** start **
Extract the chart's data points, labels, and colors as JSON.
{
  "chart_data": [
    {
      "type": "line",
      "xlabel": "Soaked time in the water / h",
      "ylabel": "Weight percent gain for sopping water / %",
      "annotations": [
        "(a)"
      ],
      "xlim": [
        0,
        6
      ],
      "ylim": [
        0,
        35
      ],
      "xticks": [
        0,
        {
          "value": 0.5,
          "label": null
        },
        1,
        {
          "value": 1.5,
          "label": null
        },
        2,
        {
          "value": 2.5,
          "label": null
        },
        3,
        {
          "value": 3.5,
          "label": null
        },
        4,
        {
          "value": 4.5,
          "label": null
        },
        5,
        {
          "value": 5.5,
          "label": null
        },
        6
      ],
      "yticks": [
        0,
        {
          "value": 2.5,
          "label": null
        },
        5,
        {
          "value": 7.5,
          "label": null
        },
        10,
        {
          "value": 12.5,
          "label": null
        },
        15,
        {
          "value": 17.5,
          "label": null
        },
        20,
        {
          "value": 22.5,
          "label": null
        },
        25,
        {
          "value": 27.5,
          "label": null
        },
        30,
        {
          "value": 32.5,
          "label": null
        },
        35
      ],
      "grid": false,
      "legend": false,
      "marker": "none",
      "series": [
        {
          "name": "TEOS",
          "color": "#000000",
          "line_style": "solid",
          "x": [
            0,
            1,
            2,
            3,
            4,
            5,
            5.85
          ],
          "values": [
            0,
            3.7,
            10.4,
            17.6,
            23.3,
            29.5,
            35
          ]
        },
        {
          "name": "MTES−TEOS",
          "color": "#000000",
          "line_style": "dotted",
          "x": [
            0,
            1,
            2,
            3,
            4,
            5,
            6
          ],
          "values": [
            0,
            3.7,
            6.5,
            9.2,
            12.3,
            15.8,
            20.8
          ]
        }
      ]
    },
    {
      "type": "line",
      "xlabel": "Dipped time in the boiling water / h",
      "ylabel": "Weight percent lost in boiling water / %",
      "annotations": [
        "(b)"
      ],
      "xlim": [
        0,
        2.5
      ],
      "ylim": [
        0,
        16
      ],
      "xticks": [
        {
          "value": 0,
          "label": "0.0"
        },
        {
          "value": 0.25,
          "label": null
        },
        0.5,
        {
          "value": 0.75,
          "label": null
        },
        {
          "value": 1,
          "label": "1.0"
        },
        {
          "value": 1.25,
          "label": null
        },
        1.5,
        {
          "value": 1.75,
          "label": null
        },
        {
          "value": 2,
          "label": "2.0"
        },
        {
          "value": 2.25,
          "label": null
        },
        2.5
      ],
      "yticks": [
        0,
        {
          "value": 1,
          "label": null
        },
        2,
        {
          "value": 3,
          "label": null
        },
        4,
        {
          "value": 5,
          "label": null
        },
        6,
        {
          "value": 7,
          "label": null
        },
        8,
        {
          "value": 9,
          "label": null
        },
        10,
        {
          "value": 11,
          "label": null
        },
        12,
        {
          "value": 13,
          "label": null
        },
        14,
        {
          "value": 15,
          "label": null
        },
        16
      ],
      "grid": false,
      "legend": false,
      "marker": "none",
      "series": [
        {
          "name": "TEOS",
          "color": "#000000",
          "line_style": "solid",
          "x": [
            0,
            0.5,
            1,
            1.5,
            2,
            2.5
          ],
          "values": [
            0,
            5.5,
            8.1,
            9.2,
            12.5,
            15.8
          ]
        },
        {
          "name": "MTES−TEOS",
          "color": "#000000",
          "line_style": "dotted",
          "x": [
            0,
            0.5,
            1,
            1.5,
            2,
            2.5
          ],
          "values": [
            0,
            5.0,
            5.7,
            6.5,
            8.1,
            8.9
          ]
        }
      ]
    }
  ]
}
** end **
▶ _Given instruction_: All of the entries must be quoted exactly; please include each one.

▶ _Full response_:
Extract the chart's data points, labels, and colors as JSON.
{
  "chart_data": [
    {
      "type": "line",
      "xlabel": "Soaked time in the water / h",
      "ylabel": "Weight percent gain for sopping water / %",
      "annotations": [
        "(a)"
      ],
      "xlim": [
        0,
        6
      ],
      "ylim": [
        0,
        35
      ],
      "xticks": [
        0,
        {
          "value": 0.5,
          "label": null
        },
        1,
        {
          "value": 1.5,
          "label": null
        },
        2,
        {
          "value": 2.5,
          "label": null
        },
        3,
        {
          "value": 3.5,
          "label": null
        },
        4,
        {
          "value": 4.5,
          "label": null
        },
        5,
        {
          "value": 5.5,
          "label": null
        },
        6
      ],
      "yticks": [
        0,
        {
          "value": 2.5,
          "label": null
        },
        5,
        {
          "value": 7.5,
          "label": null
        },
        10,
        {
          "value": 12.5,
          "label": null
        },
        15,
        {
          "value": 17.5,
          "label": null
        },
        20,
        {
          "value": 22.5,
          "label": null
        },
        25,
        {
          "value": 27.5,
          "label": null
        },
        30,
        {
          "value": 32.5,
          "label": null
        },
        35
      ],
      "grid": false,
      "legend": false,
      "marker": "none",
      "series": [
        {
          "name": "TEOS",
          "color": "#000000",
          "line_style": "solid",
          "x": [
            0,
            1,
            2,
            3,
            4,
            5,
            5.85
          ],
          "values": [
            0,
            3.7,
            10.4,
            17.6,
            23.3,
            29.5,
            35
          ]
        },
        {
          "name": "MTES−TEOS",
          "color": "#000000",
          "line_style": "dotted",
          "x": [
            0,
            1,
            2,
            3,
            4,
            5,
            6
          ],
          "values": [
            0,
            3.7,
            6.5,
            9.2,
            12.3,
            15.8,
            20.8
          ]
        }
      ]
    },
    {
      "type": "line",
      "xlabel": "Dipped time in the boiling water / h",
      "ylabel": "Weight percent lost in boiling water / %",
      "annotations": [
        "(b)"
      ],
      "xlim": [
        0,
        2.5
      ],
      "ylim": [
        0,
        16
      ],
      "xticks": [
        {
          "value": 0,
          "label": "0.0"
        },
        {
          "value": 0.25,
          "label": null
        },
        0.5,
        {
          "value": 0.75,
          "label": null
        },
        {
          "value": 1,
          "label": "1.0"
        },
        {
          "value": 1.25,
          "label": null
        },
        1.5,
        {
          "value": 1.75,
          "label": null
        },
        {
          "value": 2,
          "label": "2.0"
        },
        {
          "value": 2.25,
          "label": null
        },
        2.5
      ],
      "yticks": [
        0,
        {
          "value": 1,
          "label": null
        },
        2,
        {
          "value": 3,
          "label": null
        },
        4,
        {
          "value": 5,
          "label": null
        },
        6,
        {
          "value": 7,
          "label": null
        },
        8,
        {
          "value": 9,
          "label": null
        },
        10,
        {
          "value": 11,
          "label": null
        },
        12,
        {
          "value": 13,
          "label": null
        },
        14,
        {
          "value": 15,
          "label": null
        },
        16
      ],
      "grid": false,
      "legend": false,
      "marker": "none",
      "series": [
        {
          "name": "TEOS",
          "color": "#000000",
          "line_style": "solid",
          "x": [
            0,
            0.5,
            1,
            1.5,
            2,
            2.5
          ],
          "values": [
            0,
            5.5,
            8.1,
            9.2,
            12.5,
            15.8
          ]
        },
        {
          "name": "MTES−TEOS",
          "color": "#000000",
          "line_style": "dotted",
          "x": [
            0,
            0.5,
            1,
            1.5,
            2,
            2.5
          ],
          "values": [
            0,
            5.0,
            5.7,
            6.5,
            8.1,
            8.9
          ]
        }
      ]
    }
  ]
}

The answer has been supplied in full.